Short exercise:
Return each line of the material verbatim.

Supplied records:
☆ ☆ ☆ ☆ ☆ ☆ ☆

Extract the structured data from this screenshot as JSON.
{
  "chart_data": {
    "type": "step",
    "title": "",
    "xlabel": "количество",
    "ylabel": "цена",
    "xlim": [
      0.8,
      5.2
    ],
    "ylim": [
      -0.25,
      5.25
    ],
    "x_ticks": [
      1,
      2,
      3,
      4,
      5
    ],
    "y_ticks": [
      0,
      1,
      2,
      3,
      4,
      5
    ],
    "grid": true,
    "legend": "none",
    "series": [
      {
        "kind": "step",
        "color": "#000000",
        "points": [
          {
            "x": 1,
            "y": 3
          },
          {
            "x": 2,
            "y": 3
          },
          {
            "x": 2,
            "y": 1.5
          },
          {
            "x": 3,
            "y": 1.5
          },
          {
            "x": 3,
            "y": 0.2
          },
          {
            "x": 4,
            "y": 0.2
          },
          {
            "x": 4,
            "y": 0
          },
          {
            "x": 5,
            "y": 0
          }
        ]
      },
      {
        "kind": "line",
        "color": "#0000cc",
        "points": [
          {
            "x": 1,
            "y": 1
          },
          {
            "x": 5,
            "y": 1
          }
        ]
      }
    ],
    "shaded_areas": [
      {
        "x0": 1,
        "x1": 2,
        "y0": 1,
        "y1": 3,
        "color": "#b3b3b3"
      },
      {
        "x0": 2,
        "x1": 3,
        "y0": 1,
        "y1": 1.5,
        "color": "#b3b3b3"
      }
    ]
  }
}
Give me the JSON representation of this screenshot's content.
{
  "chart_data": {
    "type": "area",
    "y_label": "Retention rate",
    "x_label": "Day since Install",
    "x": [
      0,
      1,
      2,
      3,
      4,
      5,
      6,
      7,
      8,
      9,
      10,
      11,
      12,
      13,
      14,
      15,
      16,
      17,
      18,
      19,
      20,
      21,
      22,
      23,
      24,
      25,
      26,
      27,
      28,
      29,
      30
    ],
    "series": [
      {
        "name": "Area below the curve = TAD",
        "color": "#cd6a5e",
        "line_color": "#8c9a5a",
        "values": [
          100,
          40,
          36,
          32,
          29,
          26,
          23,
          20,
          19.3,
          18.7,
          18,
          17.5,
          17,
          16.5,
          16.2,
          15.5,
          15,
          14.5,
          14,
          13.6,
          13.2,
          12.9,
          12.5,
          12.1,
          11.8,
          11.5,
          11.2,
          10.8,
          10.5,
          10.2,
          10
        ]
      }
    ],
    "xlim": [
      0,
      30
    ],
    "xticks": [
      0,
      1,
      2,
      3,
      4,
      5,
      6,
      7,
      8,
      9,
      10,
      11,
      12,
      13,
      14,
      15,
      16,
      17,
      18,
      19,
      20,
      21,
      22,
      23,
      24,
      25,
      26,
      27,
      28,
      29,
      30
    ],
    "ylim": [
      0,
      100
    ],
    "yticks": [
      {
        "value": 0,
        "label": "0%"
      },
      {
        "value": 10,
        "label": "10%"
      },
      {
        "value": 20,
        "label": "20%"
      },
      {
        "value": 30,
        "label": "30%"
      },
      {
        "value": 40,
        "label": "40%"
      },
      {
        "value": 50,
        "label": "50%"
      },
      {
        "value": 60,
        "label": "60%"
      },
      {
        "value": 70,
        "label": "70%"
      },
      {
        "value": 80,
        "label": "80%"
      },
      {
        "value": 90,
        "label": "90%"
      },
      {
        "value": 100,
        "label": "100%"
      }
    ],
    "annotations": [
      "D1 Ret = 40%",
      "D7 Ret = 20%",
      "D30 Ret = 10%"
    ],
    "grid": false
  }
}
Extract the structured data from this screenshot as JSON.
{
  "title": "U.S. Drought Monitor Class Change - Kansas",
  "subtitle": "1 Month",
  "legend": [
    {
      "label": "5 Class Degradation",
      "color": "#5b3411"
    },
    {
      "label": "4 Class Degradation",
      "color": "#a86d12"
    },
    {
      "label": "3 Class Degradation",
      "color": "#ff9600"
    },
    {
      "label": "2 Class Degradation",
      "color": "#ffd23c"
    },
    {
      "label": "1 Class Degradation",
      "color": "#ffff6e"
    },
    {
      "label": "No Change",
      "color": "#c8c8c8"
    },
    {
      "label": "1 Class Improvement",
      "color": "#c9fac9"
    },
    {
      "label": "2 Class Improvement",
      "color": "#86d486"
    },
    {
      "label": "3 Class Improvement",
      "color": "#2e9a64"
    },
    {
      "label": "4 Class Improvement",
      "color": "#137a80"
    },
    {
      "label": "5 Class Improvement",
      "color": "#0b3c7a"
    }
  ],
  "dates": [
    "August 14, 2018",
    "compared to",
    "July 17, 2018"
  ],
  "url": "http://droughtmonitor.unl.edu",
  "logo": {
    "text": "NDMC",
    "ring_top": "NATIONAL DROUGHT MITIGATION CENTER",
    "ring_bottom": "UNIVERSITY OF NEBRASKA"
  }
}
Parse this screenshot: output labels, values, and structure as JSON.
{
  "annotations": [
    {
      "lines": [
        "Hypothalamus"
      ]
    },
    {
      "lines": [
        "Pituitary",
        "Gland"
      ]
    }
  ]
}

☆ ☆ ☆ ☆ ☆ ☆ ☆

Written response:
Extract the structured data from this screenshot as JSON.
{
  "chart_data": {
    "type": "step",
    "title": "",
    "xlabel": "количество",
    "ylabel": "цена",
    "xlim": [
      0.8,
      5.2
    ],
    "ylim": [
      -0.25,
      5.25
    ],
    "x_ticks": [
      1,
      2,
      3,
      4,
      5
    ],
    "y_ticks": [
      0,
      1,
      2,
      3,
      4,
      5
    ],
    "grid": true,
    "legend": "none",
    "series": [
      {
        "kind": "step",
        "color": "#000000",
        "points": [
          {
            "x": 1,
            "y": 3
          },
          {
            "x": 2,
            "y": 3
          },
          {
            "x": 2,
            "y": 1.5
          },
          {
            "x": 3,
            "y": 1.5
          },
          {
            "x": 3,
            "y": 0.2
          },
          {
            "x": 4,
            "y": 0.2
          },
          {
            "x": 4,
            "y": 0
          },
          {
            "x": 5,
            "y": 0
          }
        ]
      },
      {
        "kind": "line",
        "color": "#0000cc",
        "points": [
          {
            "x": 1,
            "y": 1
          },
          {
            "x": 5,
            "y": 1
          }
        ]
      }
    ],
    "shaded_areas": [
      {
        "x0": 1,
        "x1": 2,
        "y0": 1,
        "y1": 3,
        "color": "#b3b3b3"
      },
      {
        "x0": 2,
        "x1": 3,
        "y0": 1,
        "y1": 1.5,
        "color": "#b3b3b3"
      }
    ]
  }
}
Give me the JSON representation of this screenshot's content.
{
  "chart_data": {
    "type": "area",
    "y_label": "Retention rate",
    "x_label": "Day since Install",
    "x": [
      0,
      1,
      2,
      3,
      4,
      5,
      6,
      7,
      8,
      9,
      10,
      11,
      12,
      13,
      14,
      15,
      16,
      17,
      18,
      19,
      20,
      21,
      22,
      23,
      24,
      25,
      26,
      27,
      28,
      29,
      30
    ],
    "series": [
      {
        "name": "Area below the curve = TAD",
        "color": "#cd6a5e",
        "line_color": "#8c9a5a",
        "values": [
          100,
          40,
          36,
          32,
          29,
          26,
          23,
          20,
          19.3,
          18.7,
          18,
          17.5,
          17,
          16.5,
          16.2,
          15.5,
          15,
          14.5,
          14,
          13.6,
          13.2,
          12.9,
          12.5,
          12.1,
          11.8,
          11.5,
          11.2,
          10.8,
          10.5,
          10.2,
          10
        ]
      }
    ],
    "xlim": [
      0,
      30
    ],
    "xticks": [
      0,
      1,
      2,
      3,
      4,
      5,
      6,
      7,
      8,
      9,
      10,
      11,
      12,
      13,
      14,
      15,
      16,
      17,
      18,
      19,
      20,
      21,
      22,
      23,
      24,
      25,
      26,
      27,
      28,
      29,
      30
    ],
    "ylim": [
      0,
      100
    ],
    "yticks": [
      {
        "value": 0,
        "label": "0%"
      },
      {
        "value": 10,
        "label": "10%"
      },
      {
        "value": 20,
        "label": "20%"
      },
      {
        "value": 30,
        "label": "30%"
      },
      {
        "value": 40,
        "label": "40%"
      },
      {
        "value": 50,
        "label": "50%"
      },
      {
        "value": 60,
        "label": "60%"
      },
      {
        "value": 70,
        "label": "70%"
      },
      {
        "value": 80,
        "label": "80%"
      },
      {
        "value": 90,
        "label": "90%"
      },
      {
        "value": 100,
        "label": "100%"
      }
    ],
    "annotations": [
      "D1 Ret = 40%",
      "D7 Ret = 20%",
      "D30 Ret = 10%"
    ],
    "grid": false
  }
}
Extract the structured data from this screenshot as JSON.
{
  "title": "U.S. Drought Monitor Class Change - Kansas",
  "subtitle": "1 Month",
  "legend": [
    {
      "label": "5 Class Degradation",
      "color": "#5b3411"
    },
    {
      "label": "4 Class Degradation",
      "color": "#a86d12"
    },
    {
      "label": "3 Class Degradation",
      "color": "#ff9600"
    },
    {
      "label": "2 Class Degradation",
      "color": "#ffd23c"
    },
    {
      "label": "1 Class Degradation",
      "color": "#ffff6e"
    },
    {
      "label": "No Change",
      "color": "#c8c8c8"
    },
    {
      "label": "1 Class Improvement",
      "color": "#c9fac9"
    },
    {
      "label": "2 Class Improvement",
      "color": "#86d486"
    },
    {
      "label": "3 Class Improvement",
      "color": "#2e9a64"
    },
    {
      "label": "4 Class Improvement",
      "color": "#137a80"
    },
    {
      "label": "5 Class Improvement",
      "color": "#0b3c7a"
    }
  ],
  "dates": [
    "August 14, 2018",
    "compared to",
    "July 17, 2018"
  ],
  "url": "http://droughtmonitor.unl.edu",
  "logo": {
    "text": "NDMC",
    "ring_top": "NATIONAL DROUGHT MITIGATION CENTER",
    "ring_bottom": "UNIVERSITY OF NEBRASKA"
  }
}
Parse this screenshot: output labels, values, and structure as JSON.
{
  "annotations": [
    {
      "lines": [
        "Hypothalamus"
      ]
    },
    {
      "lines": [
        "Pituitary",
        "Gland"
      ]
    }
  ]
}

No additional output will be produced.